*** Opening SUPPLIED TEXT ***

Challenging traditional economic models of labor
Semi-skilled labor can now become robotic labor, said Ross. In China, where hundreds of millions are employed in semi-skilled work, robots will have a huge effect. "The fact that there are new equilibrium points in the human/robot labor cost trade-off that is hitting semi-skilled labor, in China, is a really big deal," he said.
The US, on the other hand, is a relatively high cost labor market. Over the last 20 years, most displaced labor has been blue-collar.
The introduction of robots in the US will be "great for certain segments of America and Americans," Ross said. "There will be more billionaires. There will be more millionaires." He sees more people working in engineering and robotics. Yet there will also be a huge group of displaced workers. And while, in the past, it was mostly manual labor that took a hit, robotics is now "doing work that is increasingly cognitive and non-routine," he said. "The next wave of jobs that will be replaced are lower-level white-collar workers, which require some cognition and a lot of repetition."

*** Closing SUPPLIED TEXT ***
*** Opening SOURCE DATA ***

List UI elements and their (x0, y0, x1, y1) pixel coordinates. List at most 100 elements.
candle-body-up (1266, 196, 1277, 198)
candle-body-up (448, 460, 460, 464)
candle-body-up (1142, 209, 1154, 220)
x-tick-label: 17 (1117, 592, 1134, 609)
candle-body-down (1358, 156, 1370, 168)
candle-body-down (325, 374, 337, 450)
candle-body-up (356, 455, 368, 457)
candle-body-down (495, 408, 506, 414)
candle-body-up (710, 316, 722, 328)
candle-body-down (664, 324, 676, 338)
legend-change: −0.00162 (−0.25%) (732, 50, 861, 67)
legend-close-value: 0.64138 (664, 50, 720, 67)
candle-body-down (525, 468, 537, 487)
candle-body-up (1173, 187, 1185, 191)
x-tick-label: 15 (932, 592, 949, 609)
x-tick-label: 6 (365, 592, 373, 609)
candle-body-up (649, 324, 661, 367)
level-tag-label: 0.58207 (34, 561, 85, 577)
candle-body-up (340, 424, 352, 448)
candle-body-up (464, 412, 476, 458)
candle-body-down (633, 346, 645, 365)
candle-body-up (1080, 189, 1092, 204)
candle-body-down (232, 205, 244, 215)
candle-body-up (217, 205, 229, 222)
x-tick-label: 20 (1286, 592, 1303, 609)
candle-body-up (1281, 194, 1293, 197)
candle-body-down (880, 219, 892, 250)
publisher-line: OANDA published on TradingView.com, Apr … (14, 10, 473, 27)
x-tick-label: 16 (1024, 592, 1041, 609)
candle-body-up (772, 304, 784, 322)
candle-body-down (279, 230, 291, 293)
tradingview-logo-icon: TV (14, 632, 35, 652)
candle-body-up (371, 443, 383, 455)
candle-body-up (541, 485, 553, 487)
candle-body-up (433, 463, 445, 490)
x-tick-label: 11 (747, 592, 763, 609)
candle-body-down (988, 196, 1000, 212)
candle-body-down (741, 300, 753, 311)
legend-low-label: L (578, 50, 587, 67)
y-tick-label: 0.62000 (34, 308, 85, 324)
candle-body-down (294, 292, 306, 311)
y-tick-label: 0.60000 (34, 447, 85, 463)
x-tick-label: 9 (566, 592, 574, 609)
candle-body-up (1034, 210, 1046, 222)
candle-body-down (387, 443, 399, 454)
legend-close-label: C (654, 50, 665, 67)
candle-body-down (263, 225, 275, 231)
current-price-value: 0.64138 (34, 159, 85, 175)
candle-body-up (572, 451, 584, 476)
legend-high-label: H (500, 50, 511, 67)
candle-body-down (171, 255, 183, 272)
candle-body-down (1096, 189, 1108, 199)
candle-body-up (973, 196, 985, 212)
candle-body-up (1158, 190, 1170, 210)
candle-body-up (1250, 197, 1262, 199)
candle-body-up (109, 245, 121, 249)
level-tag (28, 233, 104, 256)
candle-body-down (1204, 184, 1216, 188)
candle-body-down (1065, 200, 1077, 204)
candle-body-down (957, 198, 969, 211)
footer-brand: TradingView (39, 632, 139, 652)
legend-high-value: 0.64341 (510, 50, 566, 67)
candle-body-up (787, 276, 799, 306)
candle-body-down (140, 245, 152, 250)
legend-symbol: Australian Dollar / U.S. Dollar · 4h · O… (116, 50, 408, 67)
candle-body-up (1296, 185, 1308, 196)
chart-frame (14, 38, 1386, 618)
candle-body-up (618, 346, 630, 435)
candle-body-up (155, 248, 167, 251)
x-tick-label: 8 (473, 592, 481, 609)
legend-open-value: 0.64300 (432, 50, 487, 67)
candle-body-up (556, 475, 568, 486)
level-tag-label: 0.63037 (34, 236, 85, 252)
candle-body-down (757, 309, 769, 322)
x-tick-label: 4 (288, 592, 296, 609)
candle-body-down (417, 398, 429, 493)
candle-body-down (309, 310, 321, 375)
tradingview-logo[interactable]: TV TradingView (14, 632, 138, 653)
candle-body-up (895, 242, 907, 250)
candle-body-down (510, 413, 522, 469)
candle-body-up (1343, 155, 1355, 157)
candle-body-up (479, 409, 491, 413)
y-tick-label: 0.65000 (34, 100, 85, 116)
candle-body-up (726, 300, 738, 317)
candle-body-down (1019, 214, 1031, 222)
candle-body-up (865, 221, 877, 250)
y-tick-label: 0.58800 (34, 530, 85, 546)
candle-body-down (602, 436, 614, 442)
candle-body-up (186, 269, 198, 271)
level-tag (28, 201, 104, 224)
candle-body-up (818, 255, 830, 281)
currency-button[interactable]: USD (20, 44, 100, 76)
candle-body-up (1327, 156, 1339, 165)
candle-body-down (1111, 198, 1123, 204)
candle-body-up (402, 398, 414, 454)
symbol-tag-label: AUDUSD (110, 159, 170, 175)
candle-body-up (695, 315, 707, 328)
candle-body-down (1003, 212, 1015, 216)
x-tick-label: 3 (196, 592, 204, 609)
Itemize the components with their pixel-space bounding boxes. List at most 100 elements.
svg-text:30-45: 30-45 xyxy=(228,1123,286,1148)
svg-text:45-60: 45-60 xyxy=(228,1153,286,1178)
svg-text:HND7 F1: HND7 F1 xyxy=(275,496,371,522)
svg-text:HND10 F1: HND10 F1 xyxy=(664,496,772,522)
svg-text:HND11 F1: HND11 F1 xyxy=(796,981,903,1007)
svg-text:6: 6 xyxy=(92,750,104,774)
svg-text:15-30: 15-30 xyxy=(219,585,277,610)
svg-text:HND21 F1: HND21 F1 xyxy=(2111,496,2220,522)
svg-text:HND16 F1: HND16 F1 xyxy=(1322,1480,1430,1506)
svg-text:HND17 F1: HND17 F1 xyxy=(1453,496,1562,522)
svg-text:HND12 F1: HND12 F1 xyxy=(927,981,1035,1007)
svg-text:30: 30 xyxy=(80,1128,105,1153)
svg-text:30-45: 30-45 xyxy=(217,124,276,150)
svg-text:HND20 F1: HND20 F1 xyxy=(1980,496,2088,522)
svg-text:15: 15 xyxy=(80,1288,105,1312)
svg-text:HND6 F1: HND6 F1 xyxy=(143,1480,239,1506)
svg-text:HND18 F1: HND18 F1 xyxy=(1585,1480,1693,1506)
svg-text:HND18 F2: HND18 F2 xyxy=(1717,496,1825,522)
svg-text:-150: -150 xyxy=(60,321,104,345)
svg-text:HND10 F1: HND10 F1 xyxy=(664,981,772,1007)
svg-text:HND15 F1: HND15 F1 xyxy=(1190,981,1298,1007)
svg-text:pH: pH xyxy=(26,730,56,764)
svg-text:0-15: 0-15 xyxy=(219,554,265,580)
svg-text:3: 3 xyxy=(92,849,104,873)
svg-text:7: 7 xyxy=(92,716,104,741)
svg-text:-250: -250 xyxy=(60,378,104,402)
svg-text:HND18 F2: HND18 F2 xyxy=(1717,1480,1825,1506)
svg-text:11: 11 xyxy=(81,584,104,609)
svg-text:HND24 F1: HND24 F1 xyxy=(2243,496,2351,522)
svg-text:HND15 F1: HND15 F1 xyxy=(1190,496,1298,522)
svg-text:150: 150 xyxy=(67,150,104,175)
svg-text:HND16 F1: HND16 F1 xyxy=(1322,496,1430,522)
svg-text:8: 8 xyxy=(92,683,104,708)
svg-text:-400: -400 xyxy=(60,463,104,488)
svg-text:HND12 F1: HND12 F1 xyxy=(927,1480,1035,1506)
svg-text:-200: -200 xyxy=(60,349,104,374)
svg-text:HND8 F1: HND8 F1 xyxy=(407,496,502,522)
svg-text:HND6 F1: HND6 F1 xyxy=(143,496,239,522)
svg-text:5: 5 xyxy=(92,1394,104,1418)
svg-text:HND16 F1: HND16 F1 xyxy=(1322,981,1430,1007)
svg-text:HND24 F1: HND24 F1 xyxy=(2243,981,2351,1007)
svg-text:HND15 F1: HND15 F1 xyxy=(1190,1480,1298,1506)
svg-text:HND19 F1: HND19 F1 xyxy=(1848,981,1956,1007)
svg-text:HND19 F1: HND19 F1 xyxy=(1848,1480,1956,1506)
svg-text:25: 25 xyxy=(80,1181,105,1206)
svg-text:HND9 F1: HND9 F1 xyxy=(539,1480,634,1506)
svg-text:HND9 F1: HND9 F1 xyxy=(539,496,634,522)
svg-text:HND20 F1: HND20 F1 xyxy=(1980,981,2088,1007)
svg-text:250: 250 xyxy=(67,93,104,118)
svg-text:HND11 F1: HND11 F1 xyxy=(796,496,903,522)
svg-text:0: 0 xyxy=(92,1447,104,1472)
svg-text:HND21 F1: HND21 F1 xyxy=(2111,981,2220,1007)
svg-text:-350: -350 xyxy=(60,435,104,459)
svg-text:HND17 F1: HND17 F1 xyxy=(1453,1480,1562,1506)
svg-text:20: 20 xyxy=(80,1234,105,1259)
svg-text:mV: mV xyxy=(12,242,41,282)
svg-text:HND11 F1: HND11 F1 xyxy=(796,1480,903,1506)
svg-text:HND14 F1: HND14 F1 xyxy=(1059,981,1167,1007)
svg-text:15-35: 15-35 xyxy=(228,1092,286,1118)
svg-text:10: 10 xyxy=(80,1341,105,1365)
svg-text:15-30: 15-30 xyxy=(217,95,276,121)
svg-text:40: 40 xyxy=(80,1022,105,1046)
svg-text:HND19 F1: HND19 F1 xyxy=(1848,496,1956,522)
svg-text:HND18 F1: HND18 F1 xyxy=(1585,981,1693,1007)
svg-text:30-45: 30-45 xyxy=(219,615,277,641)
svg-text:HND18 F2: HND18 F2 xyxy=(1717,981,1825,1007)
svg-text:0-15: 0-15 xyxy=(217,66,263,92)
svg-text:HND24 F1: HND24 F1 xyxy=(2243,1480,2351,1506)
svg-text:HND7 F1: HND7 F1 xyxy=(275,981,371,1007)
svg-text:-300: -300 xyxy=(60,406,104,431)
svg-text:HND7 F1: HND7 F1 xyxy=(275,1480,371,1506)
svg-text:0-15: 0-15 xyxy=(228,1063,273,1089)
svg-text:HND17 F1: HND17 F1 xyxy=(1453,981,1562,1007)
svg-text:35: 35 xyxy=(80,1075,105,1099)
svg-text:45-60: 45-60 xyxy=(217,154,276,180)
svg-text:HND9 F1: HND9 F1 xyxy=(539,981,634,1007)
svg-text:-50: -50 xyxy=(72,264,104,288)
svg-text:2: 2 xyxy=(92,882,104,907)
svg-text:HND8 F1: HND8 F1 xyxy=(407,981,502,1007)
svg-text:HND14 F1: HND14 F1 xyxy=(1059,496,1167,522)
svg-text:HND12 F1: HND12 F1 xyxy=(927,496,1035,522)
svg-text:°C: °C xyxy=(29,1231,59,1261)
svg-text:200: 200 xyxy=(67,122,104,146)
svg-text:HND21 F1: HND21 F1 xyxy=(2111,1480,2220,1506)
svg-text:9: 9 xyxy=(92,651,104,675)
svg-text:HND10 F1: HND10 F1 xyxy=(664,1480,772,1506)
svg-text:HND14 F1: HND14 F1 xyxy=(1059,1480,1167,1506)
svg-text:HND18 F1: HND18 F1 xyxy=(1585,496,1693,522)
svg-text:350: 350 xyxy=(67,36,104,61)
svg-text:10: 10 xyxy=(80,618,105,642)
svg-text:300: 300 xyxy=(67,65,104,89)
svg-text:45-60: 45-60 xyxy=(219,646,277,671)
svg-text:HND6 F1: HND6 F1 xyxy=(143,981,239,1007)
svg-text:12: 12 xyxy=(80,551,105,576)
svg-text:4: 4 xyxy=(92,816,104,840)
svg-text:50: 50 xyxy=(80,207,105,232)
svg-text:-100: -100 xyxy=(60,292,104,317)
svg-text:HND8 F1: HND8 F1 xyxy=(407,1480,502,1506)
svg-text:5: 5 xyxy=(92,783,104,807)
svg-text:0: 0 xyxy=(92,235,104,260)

*** Closing SOURCE DATA ***

> [WHAT YOU ARE ASKED TO DO]: Extend the passage on robots and labor, starting right after its final sentence. The entries come from a different source than the passage on robots and labor.

> [REPLY]:
And the impact, Ross said, is personal. Jobs like what Ross's own father had, as a real estate lawyer in West Virginia, of which a large part was collecting signatures, may be rendered obsolete. "I can't help but think that the combination of AI plus blockchain technology can wipe out the kind of work that my father did for 45 years."
Cultural differences
Ross sees East Asia as the first large-scale adopters of robots. Why? It's cultural. Westerners, he said, are much more worried about robots, whereas eastern cultures, and the belief in animism, makes them "inherently less hostile to artificial intelligence and robotics," he said. "Robots don't have the cultural baggage in the East that they have in the West."
For example, in the US, "if you see a little neo-robot on a student's desk, some people think, 'God, that's messed up. Why is it that a 2-foot tall robot is teaching that 10-year-old how to do her multiplication tables?'"
But in Japan, South Korea, or China? "It's a non-issue," Ross said.
Get ready for a rebellion
Job layoffs are guaranteed; the question is, what will happen with displaced workers? "Anytime labor patterns change," said Ross, "there is unrest."
Living in Baltimore, he has seen, firsthand, what happens when a group of people experience deep anxiety and a sense of unfairness over their economic prospects, which is what he felt was at the heart of recent protests. "It won't surprise me at all if [we see] the kind of protests we saw around the Free Trade Agreement in the 1990s," he said. "In the 2020s, I could imagine the same kind of protests against robotic labor."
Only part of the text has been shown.